=== Written exercise ===
Omitting all pictures, print the lines of the listing from the one containing "OCR this image." through the final line, both ends included, with no other text.

---- Input

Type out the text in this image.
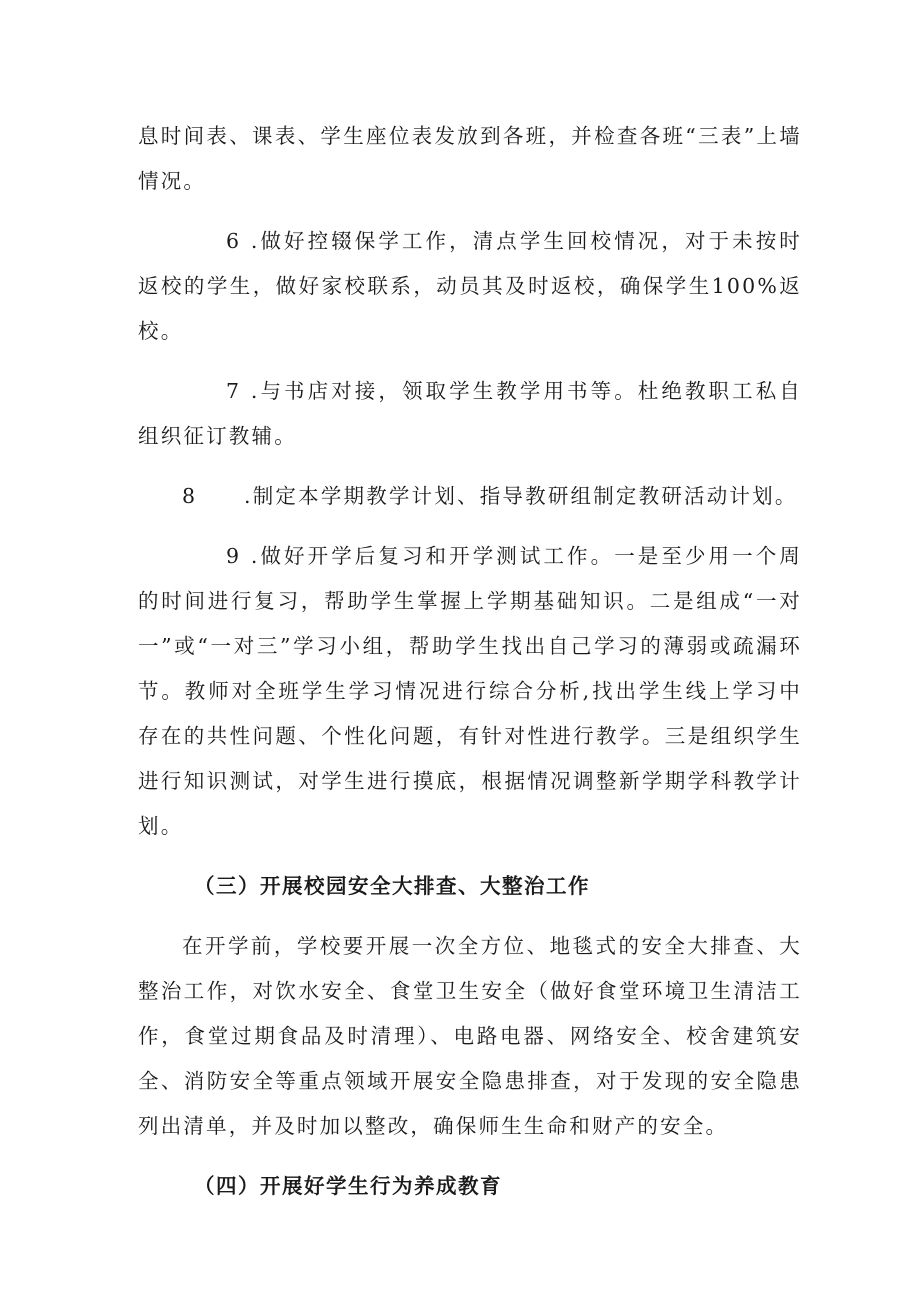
息时间表、课表、学生座位表发放到各班，并检查各班“三表”上墙情况。

6 .做好控辍保学工作，清点学生回校情况，对于未按时返校的学生，做好家校联系，动员其及时返校，确保学生100%返校。

7 .与书店对接，领取学生教学用书等。杜绝教职工私自组织征订教辅。

8 .制定本学期教学计划、指导教研组制定教研活动计划。

9 .做好开学后复习和开学测试工作。一是至少用一个周的时间进行复习，帮助学生掌握上学期基础知识。二是组成“一对一”或“一对三”学习小组，帮助学生找出自己学习的薄弱或疏漏环节。教师对全班学生学习情况进行综合分析,找出学生线上学习中存在的共性问题、个性化问题，有针对性进行教学。三是组织学生进行知识测试，对学生进行摸底，根据情况调整新学期学科教学计划。

（三）开展校园安全大排查、大整治工作

在开学前，学校要开展一次全方位、地毯式的安全大排查、大整治工作，对饮水安全、食堂卫生安全（做好食堂环境卫生清洁工作，食堂过期食品及时清理）、电路电器、网络安全、校舍建筑安全、消防安全等重点领域开展安全隐患排查，对于发现的安全隐患列出清单，并及时加以整改，确保师生生命和财产的安全。

（四）开展好学生行为养成教育
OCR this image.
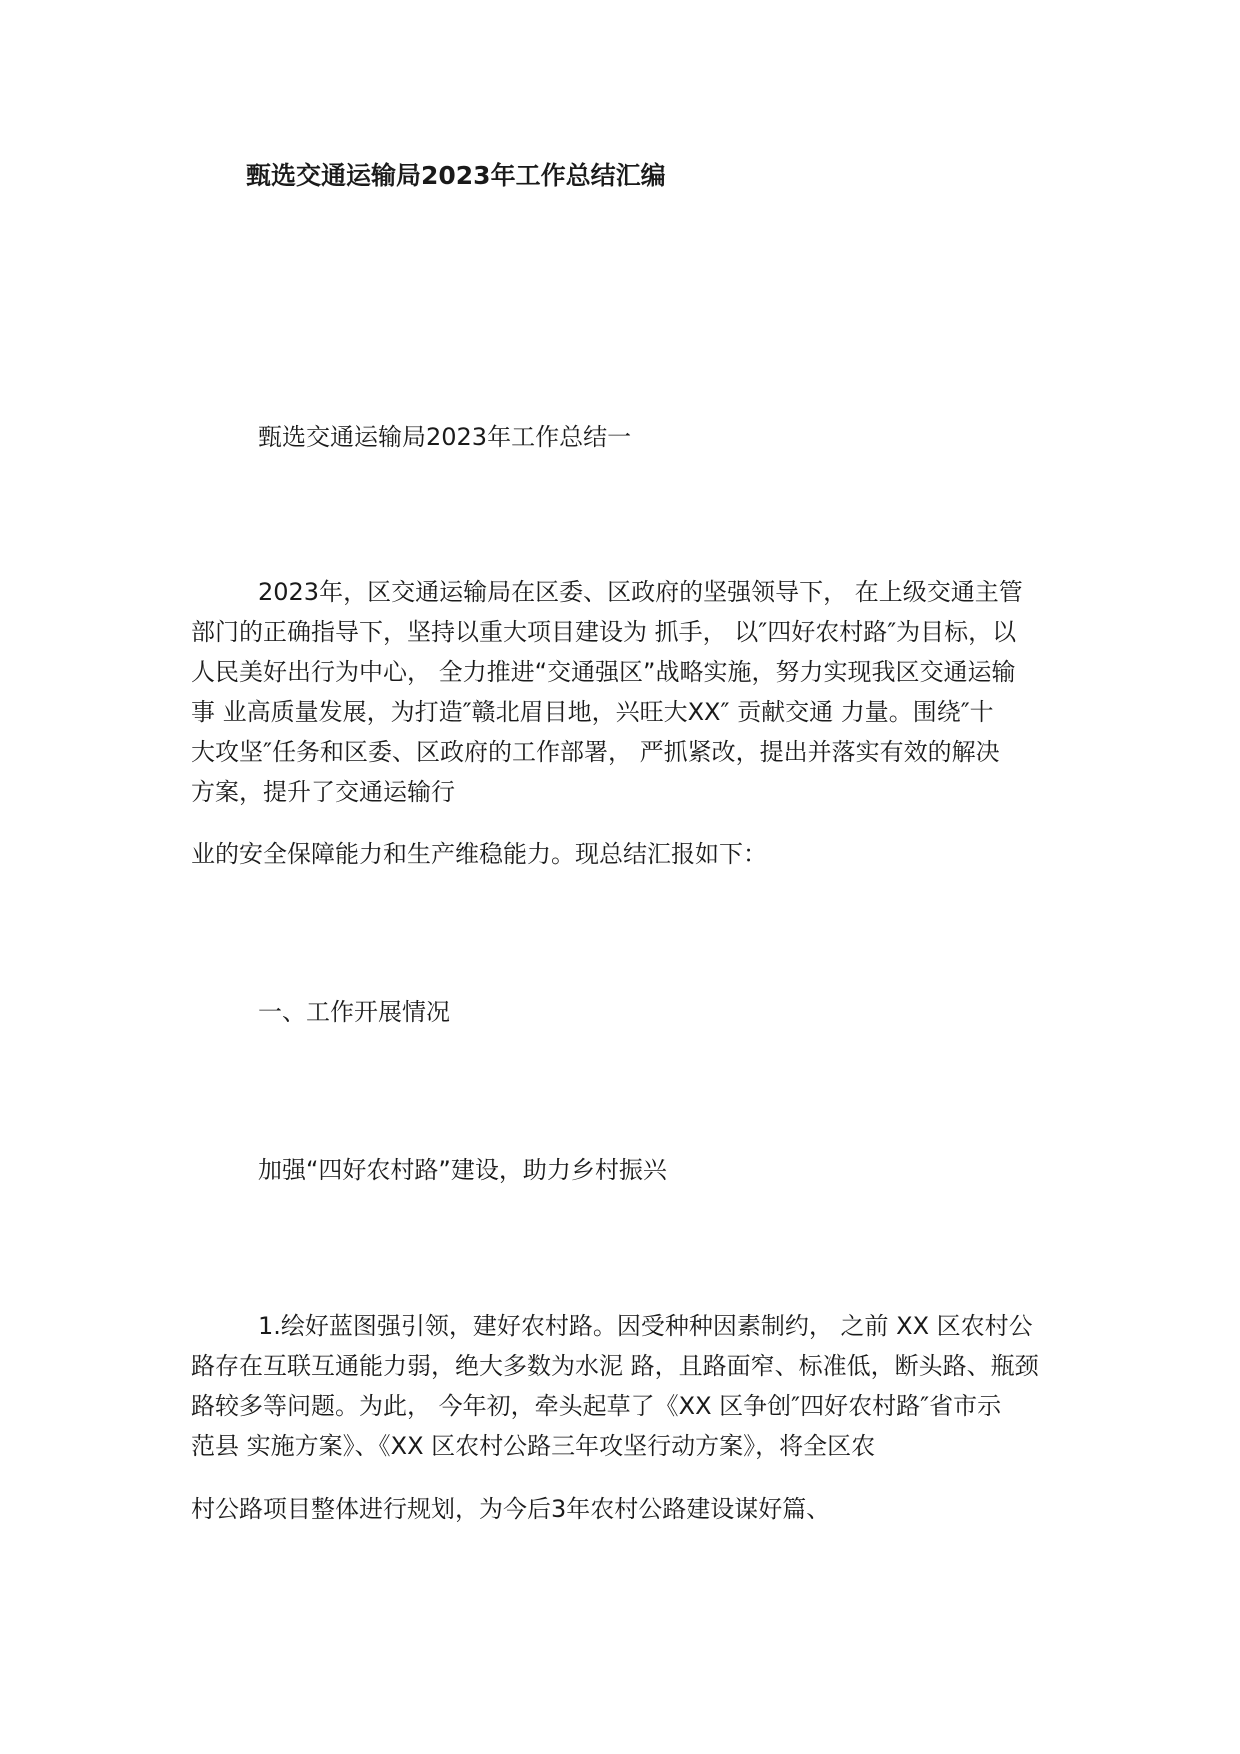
甄选交通运输局2023年工作总结汇编
甄选交通运输局2023年工作总结一
2023年，区交通运输局在区委、区政府的坚强领导下， 在上级交通主管
部门的正确指导下，坚持以重大项目建设为 抓手， 以″四好农村路″为目标，以
人民美好出行为中心， 全力推进“交通强区”战略实施，努力实现我区交通运输
事 业高质量发展，为打造″赣北眉目地，兴旺大XX″ 贡献交通 力量。围绕″十
大攻坚″任务和区委、区政府的工作部署， 严抓紧改，提出并落实有效的解决
方案，提升了交通运输行
业的安全保障能力和生产维稳能力。现总结汇报如下：
一、工作开展情况
加强“四好农村路”建设，助力乡村振兴
1.绘好蓝图强引领，建好农村路。因受种种因素制约， 之前 XX 区农村公
路存在互联互通能力弱，绝大多数为水泥 路，且路面窄、标准低，断头路、瓶颈
路较多等问题。为此， 今年初，牵头起草了《XX 区争创″四好农村路″省市示
范县 实施方案》、《XX 区农村公路三年攻坚行动方案》，将全区农
村公路项目整体进行规划，为今后3年农村公路建设谋好篇、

--------

=== Written answer ===
OCR this image.
甄选交通运输局2023年工作总结汇编
甄选交通运输局2023年工作总结一
2023年，区交通运输局在区委、区政府的坚强领导下， 在上级交通主管
部门的正确指导下，坚持以重大项目建设为 抓手， 以″四好农村路″为目标，以
人民美好出行为中心， 全力推进“交通强区”战略实施，努力实现我区交通运输
事 业高质量发展，为打造″赣北眉目地，兴旺大XX″ 贡献交通 力量。围绕″十
大攻坚″任务和区委、区政府的工作部署， 严抓紧改，提出并落实有效的解决
方案，提升了交通运输行
业的安全保障能力和生产维稳能力。现总结汇报如下：
一、工作开展情况
加强“四好农村路”建设，助力乡村振兴
1.绘好蓝图强引领，建好农村路。因受种种因素制约， 之前 XX 区农村公
路存在互联互通能力弱，绝大多数为水泥 路，且路面窄、标准低，断头路、瓶颈
路较多等问题。为此， 今年初，牵头起草了《XX 区争创″四好农村路″省市示
范县 实施方案》、《XX 区农村公路三年攻坚行动方案》，将全区农
村公路项目整体进行规划，为今后3年农村公路建设谋好篇、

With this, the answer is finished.